## Data extract
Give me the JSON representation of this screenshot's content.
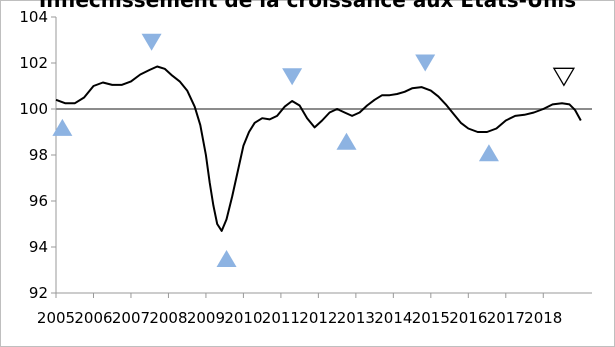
{
  "chart_data": {
    "type": "line",
    "title": "Infléchissement de la croissance aux Etats-Unis",
    "xlabel": "",
    "ylabel": "",
    "xlim": [
      2005,
      2019.3
    ],
    "ylim": [
      92,
      104
    ],
    "y_ticks": [
      "92",
      "94",
      "96",
      "98",
      "100",
      "102",
      "104"
    ],
    "x_ticks": [
      "2005",
      "2006",
      "2007",
      "2008",
      "2009",
      "2010",
      "2011",
      "2012",
      "2013",
      "2014",
      "2015",
      "2016",
      "2017",
      "2018"
    ],
    "reference_line": 100,
    "grid": false,
    "series": [
      {
        "color": "#000000",
        "points": [
          [
            2005.0,
            100.4
          ],
          [
            2005.25,
            100.25
          ],
          [
            2005.5,
            100.25
          ],
          [
            2005.75,
            100.5
          ],
          [
            2006.0,
            101.0
          ],
          [
            2006.25,
            101.15
          ],
          [
            2006.5,
            101.05
          ],
          [
            2006.75,
            101.05
          ],
          [
            2007.0,
            101.2
          ],
          [
            2007.25,
            101.5
          ],
          [
            2007.5,
            101.7
          ],
          [
            2007.7,
            101.85
          ],
          [
            2007.9,
            101.75
          ],
          [
            2008.1,
            101.45
          ],
          [
            2008.3,
            101.2
          ],
          [
            2008.5,
            100.8
          ],
          [
            2008.7,
            100.1
          ],
          [
            2008.85,
            99.3
          ],
          [
            2009.0,
            98.0
          ],
          [
            2009.1,
            96.8
          ],
          [
            2009.2,
            95.8
          ],
          [
            2009.3,
            95.0
          ],
          [
            2009.42,
            94.7
          ],
          [
            2009.55,
            95.2
          ],
          [
            2009.7,
            96.2
          ],
          [
            2009.85,
            97.3
          ],
          [
            2010.0,
            98.4
          ],
          [
            2010.15,
            99.0
          ],
          [
            2010.3,
            99.4
          ],
          [
            2010.5,
            99.6
          ],
          [
            2010.7,
            99.55
          ],
          [
            2010.9,
            99.7
          ],
          [
            2011.1,
            100.1
          ],
          [
            2011.3,
            100.35
          ],
          [
            2011.5,
            100.15
          ],
          [
            2011.7,
            99.6
          ],
          [
            2011.9,
            99.2
          ],
          [
            2012.1,
            99.5
          ],
          [
            2012.3,
            99.85
          ],
          [
            2012.5,
            100.0
          ],
          [
            2012.7,
            99.85
          ],
          [
            2012.9,
            99.7
          ],
          [
            2013.1,
            99.85
          ],
          [
            2013.3,
            100.15
          ],
          [
            2013.5,
            100.4
          ],
          [
            2013.7,
            100.6
          ],
          [
            2013.9,
            100.6
          ],
          [
            2014.1,
            100.65
          ],
          [
            2014.3,
            100.75
          ],
          [
            2014.5,
            100.9
          ],
          [
            2014.75,
            100.95
          ],
          [
            2015.0,
            100.8
          ],
          [
            2015.2,
            100.55
          ],
          [
            2015.4,
            100.2
          ],
          [
            2015.6,
            99.8
          ],
          [
            2015.8,
            99.4
          ],
          [
            2016.0,
            99.15
          ],
          [
            2016.25,
            99.0
          ],
          [
            2016.5,
            99.0
          ],
          [
            2016.75,
            99.15
          ],
          [
            2017.0,
            99.5
          ],
          [
            2017.25,
            99.7
          ],
          [
            2017.5,
            99.75
          ],
          [
            2017.75,
            99.85
          ],
          [
            2018.0,
            100.0
          ],
          [
            2018.25,
            100.2
          ],
          [
            2018.5,
            100.25
          ],
          [
            2018.7,
            100.2
          ],
          [
            2018.85,
            99.95
          ],
          [
            2019.0,
            99.5
          ]
        ]
      }
    ],
    "markers": [
      {
        "kind": "up",
        "x": 2005.17,
        "y": 99.2,
        "fill": "#8db3e2"
      },
      {
        "kind": "down",
        "x": 2007.55,
        "y": 102.9,
        "fill": "#8db3e2"
      },
      {
        "kind": "up",
        "x": 2009.55,
        "y": 93.5,
        "fill": "#8db3e2"
      },
      {
        "kind": "down",
        "x": 2011.3,
        "y": 101.4,
        "fill": "#8db3e2"
      },
      {
        "kind": "up",
        "x": 2012.75,
        "y": 98.6,
        "fill": "#8db3e2"
      },
      {
        "kind": "down",
        "x": 2014.85,
        "y": 102.0,
        "fill": "#8db3e2"
      },
      {
        "kind": "up",
        "x": 2016.55,
        "y": 98.1,
        "fill": "#8db3e2"
      },
      {
        "kind": "down-outline",
        "x": 2018.55,
        "y": 101.4,
        "fill": "#ffffff"
      }
    ]
  }
}
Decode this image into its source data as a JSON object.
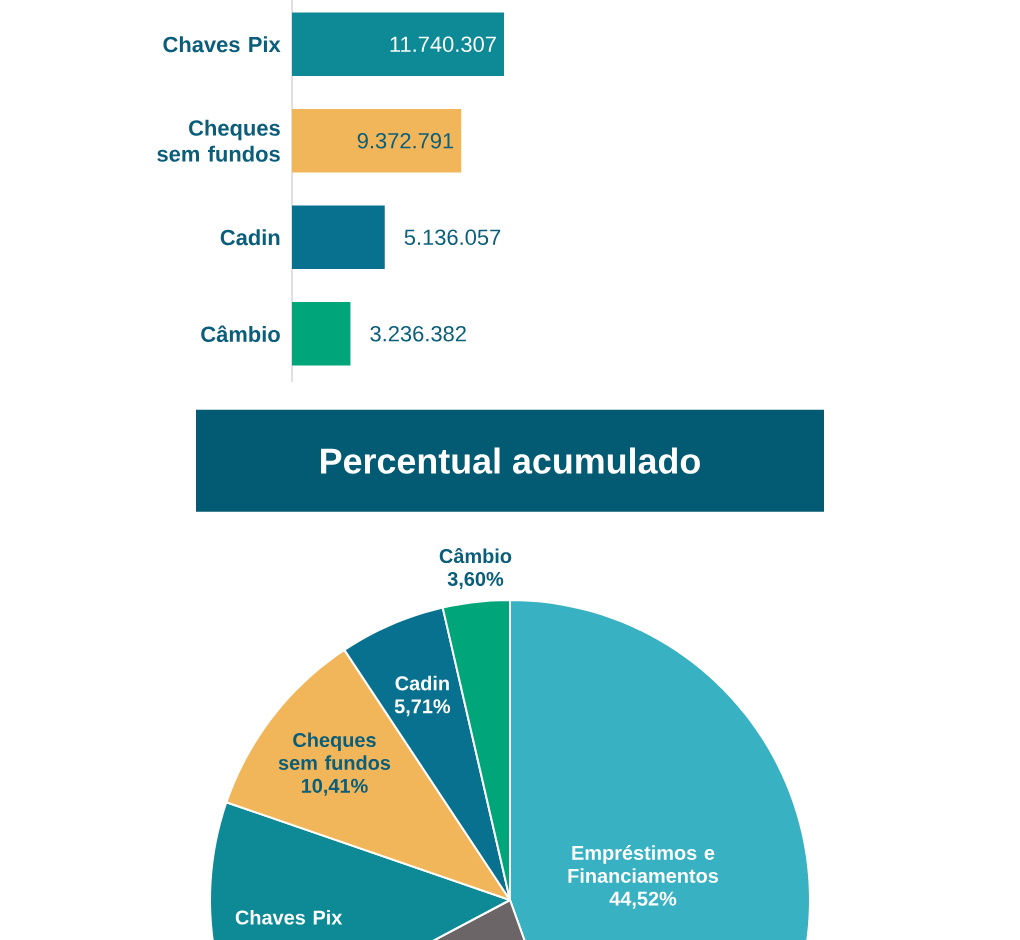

## Problem description
Reproduce the whole listing word for word, setting aside any pictures.

## Exercise answer
Give me the JSON representation of this screenshot's content.
{
  "chart_data": {
    "type": "line",
    "title": "Infléchissement de la croissance aux Etats-Unis",
    "xlabel": "",
    "ylabel": "",
    "xlim": [
      2005,
      2019.3
    ],
    "ylim": [
      92,
      104
    ],
    "y_ticks": [
      "92",
      "94",
      "96",
      "98",
      "100",
      "102",
      "104"
    ],
    "x_ticks": [
      "2005",
      "2006",
      "2007",
      "2008",
      "2009",
      "2010",
      "2011",
      "2012",
      "2013",
      "2014",
      "2015",
      "2016",
      "2017",
      "2018"
    ],
    "reference_line": 100,
    "grid": false,
    "series": [
      {
        "color": "#000000",
        "points": [
          [
            2005.0,
            100.4
          ],
          [
            2005.25,
            100.25
          ],
          [
            2005.5,
            100.25
          ],
          [
            2005.75,
            100.5
          ],
          [
            2006.0,
            101.0
          ],
          [
            2006.25,
            101.15
          ],
          [
            2006.5,
            101.05
          ],
          [
            2006.75,
            101.05
          ],
          [
            2007.0,
            101.2
          ],
          [
            2007.25,
            101.5
          ],
          [
            2007.5,
            101.7
          ],
          [
            2007.7,
            101.85
          ],
          [
            2007.9,
            101.75
          ],
          [
            2008.1,
            101.45
          ],
          [
            2008.3,
            101.2
          ],
          [
            2008.5,
            100.8
          ],
          [
            2008.7,
            100.1
          ],
          [
            2008.85,
            99.3
          ],
          [
            2009.0,
            98.0
          ],
          [
            2009.1,
            96.8
          ],
          [
            2009.2,
            95.8
          ],
          [
            2009.3,
            95.0
          ],
          [
            2009.42,
            94.7
          ],
          [
            2009.55,
            95.2
          ],
          [
            2009.7,
            96.2
          ],
          [
            2009.85,
            97.3
          ],
          [
            2010.0,
            98.4
          ],
          [
            2010.15,
            99.0
          ],
          [
            2010.3,
            99.4
          ],
          [
            2010.5,
            99.6
          ],
          [
            2010.7,
            99.55
          ],
          [
            2010.9,
            99.7
          ],
          [
            2011.1,
            100.1
          ],
          [
            2011.3,
            100.35
          ],
          [
            2011.5,
            100.15
          ],
          [
            2011.7,
            99.6
          ],
          [
            2011.9,
            99.2
          ],
          [
            2012.1,
            99.5
          ],
          [
            2012.3,
            99.85
          ],
          [
            2012.5,
            100.0
          ],
          [
            2012.7,
            99.85
          ],
          [
            2012.9,
            99.7
          ],
          [
            2013.1,
            99.85
          ],
          [
            2013.3,
            100.15
          ],
          [
            2013.5,
            100.4
          ],
          [
            2013.7,
            100.6
          ],
          [
            2013.9,
            100.6
          ],
          [
            2014.1,
            100.65
          ],
          [
            2014.3,
            100.75
          ],
          [
            2014.5,
            100.9
          ],
          [
            2014.75,
            100.95
          ],
          [
            2015.0,
            100.8
          ],
          [
            2015.2,
            100.55
          ],
          [
            2015.4,
            100.2
          ],
          [
            2015.6,
            99.8
          ],
          [
            2015.8,
            99.4
          ],
          [
            2016.0,
            99.15
          ],
          [
            2016.25,
            99.0
          ],
          [
            2016.5,
            99.0
          ],
          [
            2016.75,
            99.15
          ],
          [
            2017.0,
            99.5
          ],
          [
            2017.25,
            99.7
          ],
          [
            2017.5,
            99.75
          ],
          [
            2017.75,
            99.85
          ],
          [
            2018.0,
            100.0
          ],
          [
            2018.25,
            100.2
          ],
          [
            2018.5,
            100.25
          ],
          [
            2018.7,
            100.2
          ],
          [
            2018.85,
            99.95
          ],
          [
            2019.0,
            99.5
          ]
        ]
      }
    ],
    "markers": [
      {
        "kind": "up",
        "x": 2005.17,
        "y": 99.2,
        "fill": "#8db3e2"
      },
      {
        "kind": "down",
        "x": 2007.55,
        "y": 102.9,
        "fill": "#8db3e2"
      },
      {
        "kind": "up",
        "x": 2009.55,
        "y": 93.5,
        "fill": "#8db3e2"
      },
      {
        "kind": "down",
        "x": 2011.3,
        "y": 101.4,
        "fill": "#8db3e2"
      },
      {
        "kind": "up",
        "x": 2012.75,
        "y": 98.6,
        "fill": "#8db3e2"
      },
      {
        "kind": "down",
        "x": 2014.85,
        "y": 102.0,
        "fill": "#8db3e2"
      },
      {
        "kind": "up",
        "x": 2016.55,
        "y": 98.1,
        "fill": "#8db3e2"
      },
      {
        "kind": "down-outline",
        "x": 2018.55,
        "y": 101.4,
        "fill": "#ffffff"
      }
    ]
  }
}
Decode this image into its source data as a JSON object.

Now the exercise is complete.